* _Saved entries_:

_ _ _ _ _ _ _

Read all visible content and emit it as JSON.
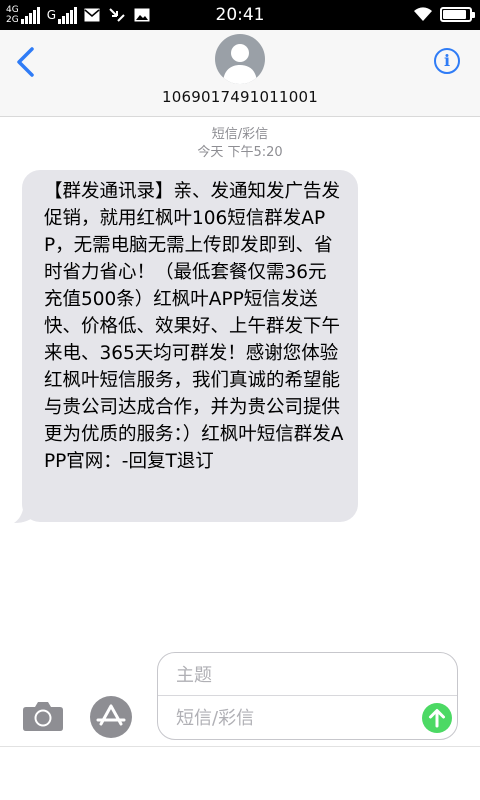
{
  "status_bar": {
    "network1": "4G",
    "network2": "2G",
    "network3": "G",
    "time": "20:41",
    "battery_level": 0.9
  },
  "header": {
    "contact_number": "1069017491011001"
  },
  "conversation": {
    "service_label": "短信/彩信",
    "timestamp": "今天 下午5:20"
  },
  "message": {
    "text": "【群发通讯录】亲、发通知发广告发促销，就用红枫叶106短信群发APP，无需电脑无需上传即发即到、省时省力省心！（最低套餐仅需36元充值500条）红枫叶APP短信发送快、价格低、效果好、上午群发下午来电、365天均可群发！感谢您体验红枫叶短信服务，我们真诚的希望能与贵公司达成合作，并为贵公司提供更为优质的服务：）红枫叶短信群发APP官网：-回复T退订"
  },
  "composer": {
    "subject_placeholder": "主题",
    "message_placeholder": "短信/彩信"
  },
  "icons": {
    "back": "chevron-left-icon",
    "info": "info-icon",
    "camera": "camera-icon",
    "appstore": "app-store-icon",
    "send": "arrow-up-icon"
  },
  "colors": {
    "accent": "#2f7cf6",
    "bubble": "#e5e5ea",
    "send": "#4cd964"
  }
}
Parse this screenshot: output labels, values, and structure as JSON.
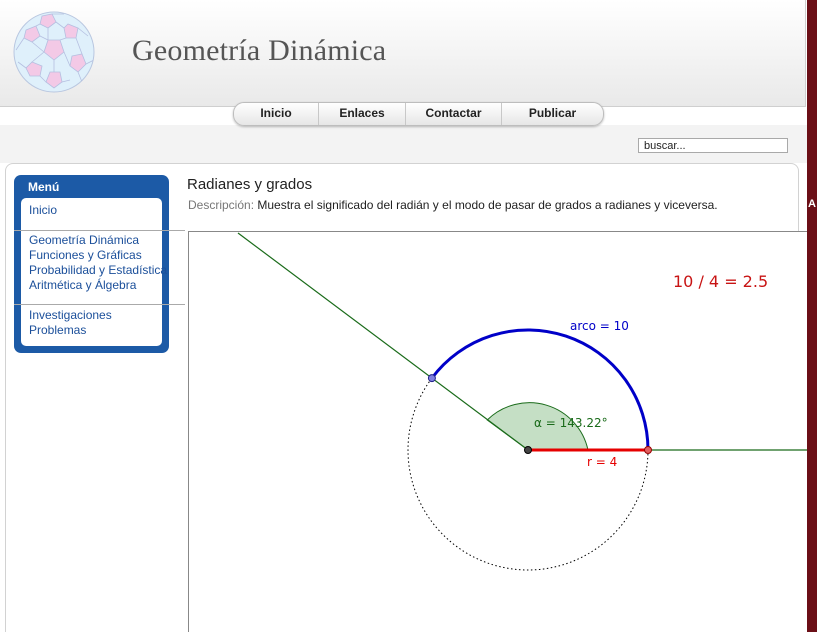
{
  "site": {
    "title": "Geometría Dinámica"
  },
  "nav": [
    {
      "label": "Inicio"
    },
    {
      "label": "Enlaces"
    },
    {
      "label": "Contactar"
    },
    {
      "label": "Publicar"
    }
  ],
  "search": {
    "value": "buscar..."
  },
  "menu": {
    "title": "Menú",
    "items": [
      {
        "label": "Inicio"
      },
      {
        "label": "Geometría Dinámica"
      },
      {
        "label": "Funciones y Gráficas"
      },
      {
        "label": "Probabilidad y Estadística"
      },
      {
        "label": "Aritmética y Álgebra"
      },
      {
        "label": "Investigaciones"
      },
      {
        "label": "Problemas"
      }
    ]
  },
  "article": {
    "title": "Radianes y grados",
    "description_label": "Descripción:",
    "description": "Muestra el significado del radián y el modo de pasar de grados a radianes y viceversa."
  },
  "applet": {
    "ratio_text": "10 / 4 = 2.5",
    "arc_label": "arco = 10",
    "angle_label": "α = 143.22°",
    "radius_label": "r = 4",
    "colors": {
      "arc": "#0000c8",
      "radius": "#e60000",
      "angle_fill": "#2e8b2e",
      "lines": "#1a6b1a",
      "ratio": "#c81414"
    }
  },
  "colors": {
    "menu_bg": "#1c5aa6",
    "link": "#1b4f9a",
    "outer_bg": "#6b0f17"
  },
  "right_edge_letter": "A"
}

_ _ _ _ _ _ _

* _Aim_: Pictures are not part of the copy; reproduce everything else in the records exactly.

* _Problem solution_:
Read all visible content and emit it as JSON.
{
  "status_bar": {
    "network1": "4G",
    "network2": "2G",
    "network3": "G",
    "time": "20:41",
    "battery_level": 0.9
  },
  "header": {
    "contact_number": "1069017491011001"
  },
  "conversation": {
    "service_label": "短信/彩信",
    "timestamp": "今天 下午5:20"
  },
  "message": {
    "text": "【群发通讯录】亲、发通知发广告发促销，就用红枫叶106短信群发APP，无需电脑无需上传即发即到、省时省力省心！（最低套餐仅需36元充值500条）红枫叶APP短信发送快、价格低、效果好、上午群发下午来电、365天均可群发！感谢您体验红枫叶短信服务，我们真诚的希望能与贵公司达成合作，并为贵公司提供更为优质的服务：）红枫叶短信群发APP官网：-回复T退订"
  },
  "composer": {
    "subject_placeholder": "主题",
    "message_placeholder": "短信/彩信"
  },
  "icons": {
    "back": "chevron-left-icon",
    "info": "info-icon",
    "camera": "camera-icon",
    "appstore": "app-store-icon",
    "send": "arrow-up-icon"
  },
  "colors": {
    "accent": "#2f7cf6",
    "bubble": "#e5e5ea",
    "send": "#4cd964"
  }
}
Parse this screenshot: output labels, values, and structure as JSON.
{
  "site": {
    "title": "Geometría Dinámica"
  },
  "nav": [
    {
      "label": "Inicio"
    },
    {
      "label": "Enlaces"
    },
    {
      "label": "Contactar"
    },
    {
      "label": "Publicar"
    }
  ],
  "search": {
    "value": "buscar..."
  },
  "menu": {
    "title": "Menú",
    "items": [
      {
        "label": "Inicio"
      },
      {
        "label": "Geometría Dinámica"
      },
      {
        "label": "Funciones y Gráficas"
      },
      {
        "label": "Probabilidad y Estadística"
      },
      {
        "label": "Aritmética y Álgebra"
      },
      {
        "label": "Investigaciones"
      },
      {
        "label": "Problemas"
      }
    ]
  },
  "article": {
    "title": "Radianes y grados",
    "description_label": "Descripción:",
    "description": "Muestra el significado del radián y el modo de pasar de grados a radianes y viceversa."
  },
  "applet": {
    "ratio_text": "10 / 4 = 2.5",
    "arc_label": "arco = 10",
    "angle_label": "α = 143.22°",
    "radius_label": "r = 4",
    "colors": {
      "arc": "#0000c8",
      "radius": "#e60000",
      "angle_fill": "#2e8b2e",
      "lines": "#1a6b1a",
      "ratio": "#c81414"
    }
  },
  "colors": {
    "menu_bg": "#1c5aa6",
    "link": "#1b4f9a",
    "outer_bg": "#6b0f17"
  },
  "right_edge_letter": "A"
}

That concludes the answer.